Exercise instructions
Reproduce word for word the stretch of rows from the very first one through the row that contains "colorbar-swatch (2216, 1010, 2281, 1035)", both ends included.

Exercise input
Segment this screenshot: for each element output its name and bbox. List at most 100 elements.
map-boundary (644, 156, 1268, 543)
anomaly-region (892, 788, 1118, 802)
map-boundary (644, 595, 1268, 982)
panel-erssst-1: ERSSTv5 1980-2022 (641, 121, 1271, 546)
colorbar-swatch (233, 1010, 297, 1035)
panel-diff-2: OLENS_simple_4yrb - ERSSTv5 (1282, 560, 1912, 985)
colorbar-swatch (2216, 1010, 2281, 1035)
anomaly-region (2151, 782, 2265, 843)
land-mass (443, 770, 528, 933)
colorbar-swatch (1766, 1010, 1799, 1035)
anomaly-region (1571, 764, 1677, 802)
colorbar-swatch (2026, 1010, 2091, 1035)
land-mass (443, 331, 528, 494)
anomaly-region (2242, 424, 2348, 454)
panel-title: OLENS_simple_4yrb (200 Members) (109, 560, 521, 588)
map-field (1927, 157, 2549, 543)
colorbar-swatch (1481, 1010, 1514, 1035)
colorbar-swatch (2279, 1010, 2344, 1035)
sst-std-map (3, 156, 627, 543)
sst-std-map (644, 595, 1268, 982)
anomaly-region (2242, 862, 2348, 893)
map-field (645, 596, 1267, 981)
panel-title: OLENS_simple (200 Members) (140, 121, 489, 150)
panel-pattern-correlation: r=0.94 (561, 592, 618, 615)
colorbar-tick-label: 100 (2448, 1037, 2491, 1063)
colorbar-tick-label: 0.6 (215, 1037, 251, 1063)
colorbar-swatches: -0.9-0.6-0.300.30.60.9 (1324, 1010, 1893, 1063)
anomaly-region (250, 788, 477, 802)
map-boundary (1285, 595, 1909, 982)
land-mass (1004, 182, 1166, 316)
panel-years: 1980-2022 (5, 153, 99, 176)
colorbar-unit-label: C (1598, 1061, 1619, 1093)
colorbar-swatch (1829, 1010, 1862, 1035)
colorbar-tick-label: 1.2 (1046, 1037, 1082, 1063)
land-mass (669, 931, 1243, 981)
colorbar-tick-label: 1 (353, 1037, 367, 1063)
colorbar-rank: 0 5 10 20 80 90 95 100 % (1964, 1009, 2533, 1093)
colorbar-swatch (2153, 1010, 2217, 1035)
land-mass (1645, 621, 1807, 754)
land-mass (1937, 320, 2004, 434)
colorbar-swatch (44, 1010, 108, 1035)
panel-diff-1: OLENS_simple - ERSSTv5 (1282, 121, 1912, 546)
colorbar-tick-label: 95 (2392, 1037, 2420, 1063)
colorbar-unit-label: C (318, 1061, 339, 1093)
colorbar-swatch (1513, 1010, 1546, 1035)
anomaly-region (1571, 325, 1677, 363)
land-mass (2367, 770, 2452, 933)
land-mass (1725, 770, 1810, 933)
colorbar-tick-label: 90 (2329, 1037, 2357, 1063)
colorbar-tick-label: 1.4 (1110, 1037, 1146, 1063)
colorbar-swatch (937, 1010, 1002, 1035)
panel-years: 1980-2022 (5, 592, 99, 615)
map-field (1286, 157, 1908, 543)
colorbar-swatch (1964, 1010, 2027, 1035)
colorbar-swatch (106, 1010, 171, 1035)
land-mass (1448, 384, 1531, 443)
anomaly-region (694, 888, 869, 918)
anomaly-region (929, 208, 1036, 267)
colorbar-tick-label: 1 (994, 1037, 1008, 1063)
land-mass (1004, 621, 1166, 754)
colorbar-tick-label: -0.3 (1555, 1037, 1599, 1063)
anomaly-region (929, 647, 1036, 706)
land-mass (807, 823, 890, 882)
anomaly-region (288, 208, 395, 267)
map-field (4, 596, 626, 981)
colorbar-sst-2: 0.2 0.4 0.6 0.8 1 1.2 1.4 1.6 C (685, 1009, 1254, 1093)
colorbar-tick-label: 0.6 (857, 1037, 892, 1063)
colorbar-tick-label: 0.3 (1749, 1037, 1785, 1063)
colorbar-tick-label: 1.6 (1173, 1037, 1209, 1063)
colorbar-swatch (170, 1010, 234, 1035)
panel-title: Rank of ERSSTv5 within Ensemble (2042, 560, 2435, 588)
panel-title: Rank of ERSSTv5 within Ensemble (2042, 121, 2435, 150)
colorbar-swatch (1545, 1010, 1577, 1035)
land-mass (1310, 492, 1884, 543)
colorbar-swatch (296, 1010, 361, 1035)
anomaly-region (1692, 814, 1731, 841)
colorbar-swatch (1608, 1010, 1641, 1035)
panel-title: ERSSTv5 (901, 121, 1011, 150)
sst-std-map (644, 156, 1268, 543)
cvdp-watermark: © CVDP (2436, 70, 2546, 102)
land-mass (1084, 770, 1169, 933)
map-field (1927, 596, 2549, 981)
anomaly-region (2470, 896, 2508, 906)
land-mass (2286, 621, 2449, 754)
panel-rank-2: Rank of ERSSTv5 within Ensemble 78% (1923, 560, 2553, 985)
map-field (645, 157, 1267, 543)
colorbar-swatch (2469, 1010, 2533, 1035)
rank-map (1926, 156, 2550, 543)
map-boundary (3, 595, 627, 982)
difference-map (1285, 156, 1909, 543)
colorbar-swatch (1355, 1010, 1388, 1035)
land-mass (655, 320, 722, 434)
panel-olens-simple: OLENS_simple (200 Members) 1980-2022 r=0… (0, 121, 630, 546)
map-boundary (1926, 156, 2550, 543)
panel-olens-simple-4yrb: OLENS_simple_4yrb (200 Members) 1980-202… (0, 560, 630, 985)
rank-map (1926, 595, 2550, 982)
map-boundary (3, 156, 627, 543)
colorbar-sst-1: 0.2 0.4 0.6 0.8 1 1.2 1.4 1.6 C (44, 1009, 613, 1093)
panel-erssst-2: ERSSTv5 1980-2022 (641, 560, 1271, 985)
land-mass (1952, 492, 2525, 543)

Task result
Segment this screenshot: for each element output its name and bbox. List at most 100 elements.
map-boundary (644, 156, 1268, 543)
anomaly-region (892, 788, 1118, 802)
map-boundary (644, 595, 1268, 982)
panel-erssst-1: ERSSTv5 1980-2022 (641, 121, 1271, 546)
colorbar-swatch (233, 1010, 297, 1035)
panel-diff-2: OLENS_simple_4yrb - ERSSTv5 (1282, 560, 1912, 985)
colorbar-swatch (2216, 1010, 2281, 1035)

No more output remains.